> **What is asked**
Write down each entry again, exactly as it reads.

> **Input data**
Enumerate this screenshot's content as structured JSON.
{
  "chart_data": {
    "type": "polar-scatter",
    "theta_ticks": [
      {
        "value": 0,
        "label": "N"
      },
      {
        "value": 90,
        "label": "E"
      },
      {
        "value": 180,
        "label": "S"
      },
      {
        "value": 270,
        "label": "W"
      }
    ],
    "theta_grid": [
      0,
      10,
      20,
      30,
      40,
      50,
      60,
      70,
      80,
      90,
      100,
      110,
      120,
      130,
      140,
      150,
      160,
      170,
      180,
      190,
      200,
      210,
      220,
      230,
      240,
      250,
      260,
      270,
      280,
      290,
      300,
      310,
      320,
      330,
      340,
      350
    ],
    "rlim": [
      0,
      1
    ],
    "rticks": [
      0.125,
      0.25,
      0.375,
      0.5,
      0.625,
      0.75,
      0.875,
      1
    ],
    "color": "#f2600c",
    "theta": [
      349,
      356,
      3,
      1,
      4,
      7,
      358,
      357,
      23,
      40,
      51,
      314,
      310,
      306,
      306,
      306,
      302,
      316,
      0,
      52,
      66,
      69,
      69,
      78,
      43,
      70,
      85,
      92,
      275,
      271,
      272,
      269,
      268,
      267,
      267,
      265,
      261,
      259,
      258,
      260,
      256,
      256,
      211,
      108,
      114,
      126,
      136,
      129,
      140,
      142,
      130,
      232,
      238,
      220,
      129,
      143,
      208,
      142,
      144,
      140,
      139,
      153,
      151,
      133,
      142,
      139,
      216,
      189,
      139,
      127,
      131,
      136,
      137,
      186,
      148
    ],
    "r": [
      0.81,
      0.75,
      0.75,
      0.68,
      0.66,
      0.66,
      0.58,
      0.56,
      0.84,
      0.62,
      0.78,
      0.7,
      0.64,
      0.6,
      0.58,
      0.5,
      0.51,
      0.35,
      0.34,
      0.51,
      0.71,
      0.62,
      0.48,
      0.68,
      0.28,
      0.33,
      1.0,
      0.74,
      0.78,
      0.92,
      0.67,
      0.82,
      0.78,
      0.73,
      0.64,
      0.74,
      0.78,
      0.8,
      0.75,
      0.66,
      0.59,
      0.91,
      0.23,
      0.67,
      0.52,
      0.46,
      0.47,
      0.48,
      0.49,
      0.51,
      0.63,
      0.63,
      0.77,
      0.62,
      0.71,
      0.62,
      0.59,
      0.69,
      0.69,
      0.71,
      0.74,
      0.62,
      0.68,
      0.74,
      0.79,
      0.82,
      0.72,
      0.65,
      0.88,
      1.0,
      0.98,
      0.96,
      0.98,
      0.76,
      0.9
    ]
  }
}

> **Full solution**
Enumerate this screenshot's content as structured JSON.
{
  "chart_data": {
    "type": "polar-scatter",
    "theta_ticks": [
      {
        "value": 0,
        "label": "N"
      },
      {
        "value": 90,
        "label": "E"
      },
      {
        "value": 180,
        "label": "S"
      },
      {
        "value": 270,
        "label": "W"
      }
    ],
    "theta_grid": [
      0,
      10,
      20,
      30,
      40,
      50,
      60,
      70,
      80,
      90,
      100,
      110,
      120,
      130,
      140,
      150,
      160,
      170,
      180,
      190,
      200,
      210,
      220,
      230,
      240,
      250,
      260,
      270,
      280,
      290,
      300,
      310,
      320,
      330,
      340,
      350
    ],
    "rlim": [
      0,
      1
    ],
    "rticks": [
      0.125,
      0.25,
      0.375,
      0.5,
      0.625,
      0.75,
      0.875,
      1
    ],
    "color": "#f2600c",
    "theta": [
      349,
      356,
      3,
      1,
      4,
      7,
      358,
      357,
      23,
      40,
      51,
      314,
      310,
      306,
      306,
      306,
      302,
      316,
      0,
      52,
      66,
      69,
      69,
      78,
      43,
      70,
      85,
      92,
      275,
      271,
      272,
      269,
      268,
      267,
      267,
      265,
      261,
      259,
      258,
      260,
      256,
      256,
      211,
      108,
      114,
      126,
      136,
      129,
      140,
      142,
      130,
      232,
      238,
      220,
      129,
      143,
      208,
      142,
      144,
      140,
      139,
      153,
      151,
      133,
      142,
      139,
      216,
      189,
      139,
      127,
      131,
      136,
      137,
      186,
      148
    ],
    "r": [
      0.81,
      0.75,
      0.75,
      0.68,
      0.66,
      0.66,
      0.58,
      0.56,
      0.84,
      0.62,
      0.78,
      0.7,
      0.64,
      0.6,
      0.58,
      0.5,
      0.51,
      0.35,
      0.34,
      0.51,
      0.71,
      0.62,
      0.48,
      0.68,
      0.28,
      0.33,
      1.0,
      0.74,
      0.78,
      0.92,
      0.67,
      0.82,
      0.78,
      0.73,
      0.64,
      0.74,
      0.78,
      0.8,
      0.75,
      0.66,
      0.59,
      0.91,
      0.23,
      0.67,
      0.52,
      0.46,
      0.47,
      0.48,
      0.49,
      0.51,
      0.63,
      0.63,
      0.77,
      0.62,
      0.71,
      0.62,
      0.59,
      0.69,
      0.69,
      0.71,
      0.74,
      0.62,
      0.68,
      0.74,
      0.79,
      0.82,
      0.72,
      0.65,
      0.88,
      1.0,
      0.98,
      0.96,
      0.98,
      0.76,
      0.9
    ]
  }
}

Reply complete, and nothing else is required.